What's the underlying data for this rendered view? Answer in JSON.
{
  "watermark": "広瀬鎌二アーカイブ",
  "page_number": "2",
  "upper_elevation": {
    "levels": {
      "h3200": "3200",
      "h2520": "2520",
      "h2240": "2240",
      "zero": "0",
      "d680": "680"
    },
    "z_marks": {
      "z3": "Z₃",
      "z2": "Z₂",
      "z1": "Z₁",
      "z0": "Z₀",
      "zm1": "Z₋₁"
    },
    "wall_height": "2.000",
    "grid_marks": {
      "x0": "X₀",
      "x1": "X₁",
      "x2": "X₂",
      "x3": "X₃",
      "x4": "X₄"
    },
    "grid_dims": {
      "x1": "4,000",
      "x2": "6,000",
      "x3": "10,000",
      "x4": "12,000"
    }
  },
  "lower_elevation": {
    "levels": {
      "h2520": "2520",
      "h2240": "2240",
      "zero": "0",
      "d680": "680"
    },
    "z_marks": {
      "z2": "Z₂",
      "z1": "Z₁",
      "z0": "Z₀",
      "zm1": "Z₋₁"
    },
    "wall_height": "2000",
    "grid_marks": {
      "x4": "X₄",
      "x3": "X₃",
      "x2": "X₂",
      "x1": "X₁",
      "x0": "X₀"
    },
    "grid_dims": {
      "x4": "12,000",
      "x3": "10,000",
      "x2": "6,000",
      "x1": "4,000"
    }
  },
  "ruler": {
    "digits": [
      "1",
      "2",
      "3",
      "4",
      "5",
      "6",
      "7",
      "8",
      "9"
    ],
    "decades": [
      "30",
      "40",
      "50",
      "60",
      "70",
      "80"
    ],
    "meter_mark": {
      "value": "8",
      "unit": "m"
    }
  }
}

******************************

• [Request] Produce an exact copy of the whole listing.

• [Result of this exercise]
What's the underlying data for this rendered view? Answer in JSON.
{
  "watermark": "広瀬鎌二アーカイブ",
  "page_number": "2",
  "upper_elevation": {
    "levels": {
      "h3200": "3200",
      "h2520": "2520",
      "h2240": "2240",
      "zero": "0",
      "d680": "680"
    },
    "z_marks": {
      "z3": "Z₃",
      "z2": "Z₂",
      "z1": "Z₁",
      "z0": "Z₀",
      "zm1": "Z₋₁"
    },
    "wall_height": "2.000",
    "grid_marks": {
      "x0": "X₀",
      "x1": "X₁",
      "x2": "X₂",
      "x3": "X₃",
      "x4": "X₄"
    },
    "grid_dims": {
      "x1": "4,000",
      "x2": "6,000",
      "x3": "10,000",
      "x4": "12,000"
    }
  },
  "lower_elevation": {
    "levels": {
      "h2520": "2520",
      "h2240": "2240",
      "zero": "0",
      "d680": "680"
    },
    "z_marks": {
      "z2": "Z₂",
      "z1": "Z₁",
      "z0": "Z₀",
      "zm1": "Z₋₁"
    },
    "wall_height": "2000",
    "grid_marks": {
      "x4": "X₄",
      "x3": "X₃",
      "x2": "X₂",
      "x1": "X₁",
      "x0": "X₀"
    },
    "grid_dims": {
      "x4": "12,000",
      "x3": "10,000",
      "x2": "6,000",
      "x1": "4,000"
    }
  },
  "ruler": {
    "digits": [
      "1",
      "2",
      "3",
      "4",
      "5",
      "6",
      "7",
      "8",
      "9"
    ],
    "decades": [
      "30",
      "40",
      "50",
      "60",
      "70",
      "80"
    ],
    "meter_mark": {
      "value": "8",
      "unit": "m"
    }
  }
}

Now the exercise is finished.